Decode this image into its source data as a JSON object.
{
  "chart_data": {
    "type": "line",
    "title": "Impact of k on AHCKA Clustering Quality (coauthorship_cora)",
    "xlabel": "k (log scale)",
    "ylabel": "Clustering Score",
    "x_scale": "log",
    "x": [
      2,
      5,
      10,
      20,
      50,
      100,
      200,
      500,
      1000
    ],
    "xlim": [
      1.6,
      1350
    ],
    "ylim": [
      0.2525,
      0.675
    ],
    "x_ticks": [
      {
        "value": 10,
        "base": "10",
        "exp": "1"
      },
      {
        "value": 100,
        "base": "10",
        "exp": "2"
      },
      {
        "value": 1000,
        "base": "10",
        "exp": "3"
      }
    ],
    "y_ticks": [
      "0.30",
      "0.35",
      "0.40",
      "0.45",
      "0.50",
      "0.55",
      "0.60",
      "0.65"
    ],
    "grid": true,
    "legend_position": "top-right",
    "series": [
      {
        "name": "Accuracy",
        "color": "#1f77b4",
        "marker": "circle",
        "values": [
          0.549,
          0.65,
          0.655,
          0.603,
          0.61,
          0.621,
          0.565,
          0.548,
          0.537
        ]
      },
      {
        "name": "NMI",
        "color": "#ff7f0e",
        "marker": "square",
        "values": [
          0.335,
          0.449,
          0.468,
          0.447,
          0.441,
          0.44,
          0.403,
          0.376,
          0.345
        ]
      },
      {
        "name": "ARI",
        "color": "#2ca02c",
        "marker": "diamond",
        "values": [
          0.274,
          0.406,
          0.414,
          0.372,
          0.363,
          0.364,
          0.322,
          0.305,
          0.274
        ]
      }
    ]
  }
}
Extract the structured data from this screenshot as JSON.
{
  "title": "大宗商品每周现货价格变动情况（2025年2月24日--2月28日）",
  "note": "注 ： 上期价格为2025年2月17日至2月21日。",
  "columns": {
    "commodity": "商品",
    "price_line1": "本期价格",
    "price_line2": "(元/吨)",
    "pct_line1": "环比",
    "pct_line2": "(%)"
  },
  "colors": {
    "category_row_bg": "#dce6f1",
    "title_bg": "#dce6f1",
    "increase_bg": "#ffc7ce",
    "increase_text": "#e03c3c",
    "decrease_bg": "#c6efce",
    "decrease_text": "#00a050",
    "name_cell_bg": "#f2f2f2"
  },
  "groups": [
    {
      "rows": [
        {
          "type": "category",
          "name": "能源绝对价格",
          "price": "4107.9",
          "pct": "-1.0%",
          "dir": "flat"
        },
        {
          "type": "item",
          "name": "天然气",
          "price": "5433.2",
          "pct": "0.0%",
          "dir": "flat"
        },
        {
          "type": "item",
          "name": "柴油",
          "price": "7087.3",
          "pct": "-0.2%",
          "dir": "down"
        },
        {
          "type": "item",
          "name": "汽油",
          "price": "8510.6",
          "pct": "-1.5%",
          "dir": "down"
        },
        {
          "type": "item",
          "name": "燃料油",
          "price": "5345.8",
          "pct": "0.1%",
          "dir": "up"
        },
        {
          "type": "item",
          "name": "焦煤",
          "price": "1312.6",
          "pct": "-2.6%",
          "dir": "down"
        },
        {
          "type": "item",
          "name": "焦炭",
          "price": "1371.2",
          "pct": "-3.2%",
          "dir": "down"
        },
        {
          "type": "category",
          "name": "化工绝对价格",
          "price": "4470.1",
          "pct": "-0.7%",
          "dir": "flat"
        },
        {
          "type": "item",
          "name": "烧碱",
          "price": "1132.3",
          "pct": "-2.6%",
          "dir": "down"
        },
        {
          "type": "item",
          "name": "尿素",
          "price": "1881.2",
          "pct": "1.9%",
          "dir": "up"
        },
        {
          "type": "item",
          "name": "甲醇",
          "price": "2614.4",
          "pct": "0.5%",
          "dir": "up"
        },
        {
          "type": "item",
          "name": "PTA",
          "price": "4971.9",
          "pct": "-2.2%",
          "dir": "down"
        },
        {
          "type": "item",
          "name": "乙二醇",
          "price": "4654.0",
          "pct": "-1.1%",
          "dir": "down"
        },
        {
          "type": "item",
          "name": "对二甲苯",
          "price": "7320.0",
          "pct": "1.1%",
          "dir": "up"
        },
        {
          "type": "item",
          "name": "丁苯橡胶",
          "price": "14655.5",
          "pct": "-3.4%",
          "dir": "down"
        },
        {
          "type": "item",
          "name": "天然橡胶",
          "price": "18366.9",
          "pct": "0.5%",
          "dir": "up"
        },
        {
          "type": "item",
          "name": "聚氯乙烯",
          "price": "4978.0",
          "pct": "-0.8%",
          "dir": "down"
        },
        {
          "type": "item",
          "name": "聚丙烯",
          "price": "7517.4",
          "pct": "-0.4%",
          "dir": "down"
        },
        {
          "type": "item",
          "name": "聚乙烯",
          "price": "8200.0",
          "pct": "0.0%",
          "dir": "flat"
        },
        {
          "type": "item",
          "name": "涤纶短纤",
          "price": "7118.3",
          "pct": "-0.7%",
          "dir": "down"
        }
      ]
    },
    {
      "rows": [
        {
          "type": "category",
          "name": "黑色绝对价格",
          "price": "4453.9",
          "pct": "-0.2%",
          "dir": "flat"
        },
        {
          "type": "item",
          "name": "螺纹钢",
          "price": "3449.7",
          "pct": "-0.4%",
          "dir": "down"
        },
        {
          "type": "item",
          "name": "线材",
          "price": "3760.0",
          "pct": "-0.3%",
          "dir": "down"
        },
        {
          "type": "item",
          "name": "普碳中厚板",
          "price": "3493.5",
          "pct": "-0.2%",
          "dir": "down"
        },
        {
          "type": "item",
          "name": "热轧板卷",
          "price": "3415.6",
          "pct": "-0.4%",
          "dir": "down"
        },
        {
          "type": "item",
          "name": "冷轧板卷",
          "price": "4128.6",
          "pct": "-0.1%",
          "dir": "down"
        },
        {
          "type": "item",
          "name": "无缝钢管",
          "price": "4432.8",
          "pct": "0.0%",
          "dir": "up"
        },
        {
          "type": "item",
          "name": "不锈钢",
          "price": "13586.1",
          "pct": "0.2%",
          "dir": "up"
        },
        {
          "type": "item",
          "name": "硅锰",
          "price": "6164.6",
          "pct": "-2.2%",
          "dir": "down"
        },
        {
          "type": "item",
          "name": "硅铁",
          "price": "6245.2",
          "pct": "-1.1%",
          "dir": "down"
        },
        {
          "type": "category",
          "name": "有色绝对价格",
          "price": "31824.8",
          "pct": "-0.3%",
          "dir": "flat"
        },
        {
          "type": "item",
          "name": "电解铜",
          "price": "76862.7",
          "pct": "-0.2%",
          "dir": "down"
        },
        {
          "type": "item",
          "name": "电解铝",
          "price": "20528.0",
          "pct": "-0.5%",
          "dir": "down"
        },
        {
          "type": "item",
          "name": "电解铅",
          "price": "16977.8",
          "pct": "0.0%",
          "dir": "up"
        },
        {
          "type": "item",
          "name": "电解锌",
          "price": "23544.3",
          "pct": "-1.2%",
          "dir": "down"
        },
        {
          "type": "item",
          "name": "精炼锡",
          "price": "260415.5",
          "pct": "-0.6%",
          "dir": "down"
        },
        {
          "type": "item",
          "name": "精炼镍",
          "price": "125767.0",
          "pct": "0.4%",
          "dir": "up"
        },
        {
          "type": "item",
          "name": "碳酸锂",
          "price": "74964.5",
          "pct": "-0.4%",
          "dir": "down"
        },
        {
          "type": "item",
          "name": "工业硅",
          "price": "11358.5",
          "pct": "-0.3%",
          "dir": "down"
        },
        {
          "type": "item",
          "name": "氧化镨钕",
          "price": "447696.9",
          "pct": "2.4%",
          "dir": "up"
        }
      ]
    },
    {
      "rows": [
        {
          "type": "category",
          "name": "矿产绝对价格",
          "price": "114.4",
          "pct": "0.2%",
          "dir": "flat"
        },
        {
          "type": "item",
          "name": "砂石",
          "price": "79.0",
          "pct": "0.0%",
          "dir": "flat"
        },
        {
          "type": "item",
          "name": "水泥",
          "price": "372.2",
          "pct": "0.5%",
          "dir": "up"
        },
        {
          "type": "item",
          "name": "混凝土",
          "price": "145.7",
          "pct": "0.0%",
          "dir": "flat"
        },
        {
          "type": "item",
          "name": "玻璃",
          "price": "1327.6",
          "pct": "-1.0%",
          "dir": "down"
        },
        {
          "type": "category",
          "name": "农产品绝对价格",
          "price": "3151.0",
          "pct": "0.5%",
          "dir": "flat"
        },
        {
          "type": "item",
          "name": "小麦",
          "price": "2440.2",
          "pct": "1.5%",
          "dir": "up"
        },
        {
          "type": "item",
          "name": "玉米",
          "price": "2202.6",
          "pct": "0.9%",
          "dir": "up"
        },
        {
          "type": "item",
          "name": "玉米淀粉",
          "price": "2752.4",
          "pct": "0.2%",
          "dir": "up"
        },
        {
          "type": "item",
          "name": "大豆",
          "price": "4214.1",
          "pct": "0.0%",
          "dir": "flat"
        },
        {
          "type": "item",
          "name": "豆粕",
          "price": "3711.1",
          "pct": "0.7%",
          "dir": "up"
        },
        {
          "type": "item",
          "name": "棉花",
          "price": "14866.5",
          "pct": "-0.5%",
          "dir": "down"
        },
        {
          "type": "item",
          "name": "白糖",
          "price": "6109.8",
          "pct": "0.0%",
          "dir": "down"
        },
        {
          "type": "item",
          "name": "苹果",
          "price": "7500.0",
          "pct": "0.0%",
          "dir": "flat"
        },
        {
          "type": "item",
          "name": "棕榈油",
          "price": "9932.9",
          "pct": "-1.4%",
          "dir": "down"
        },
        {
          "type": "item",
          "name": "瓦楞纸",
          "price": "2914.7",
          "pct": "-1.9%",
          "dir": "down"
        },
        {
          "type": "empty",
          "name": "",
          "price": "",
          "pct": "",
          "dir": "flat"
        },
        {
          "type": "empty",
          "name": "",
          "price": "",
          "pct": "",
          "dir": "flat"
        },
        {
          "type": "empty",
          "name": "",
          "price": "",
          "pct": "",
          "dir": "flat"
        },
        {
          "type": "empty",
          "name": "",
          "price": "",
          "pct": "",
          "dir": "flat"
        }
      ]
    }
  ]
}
- - -
Written problem:
Which lines in the listing above hold the word "this"? Show each of them.

Response below:
Decode this image into its source data as a JSON object.
Extract the structured data from this screenshot as JSON.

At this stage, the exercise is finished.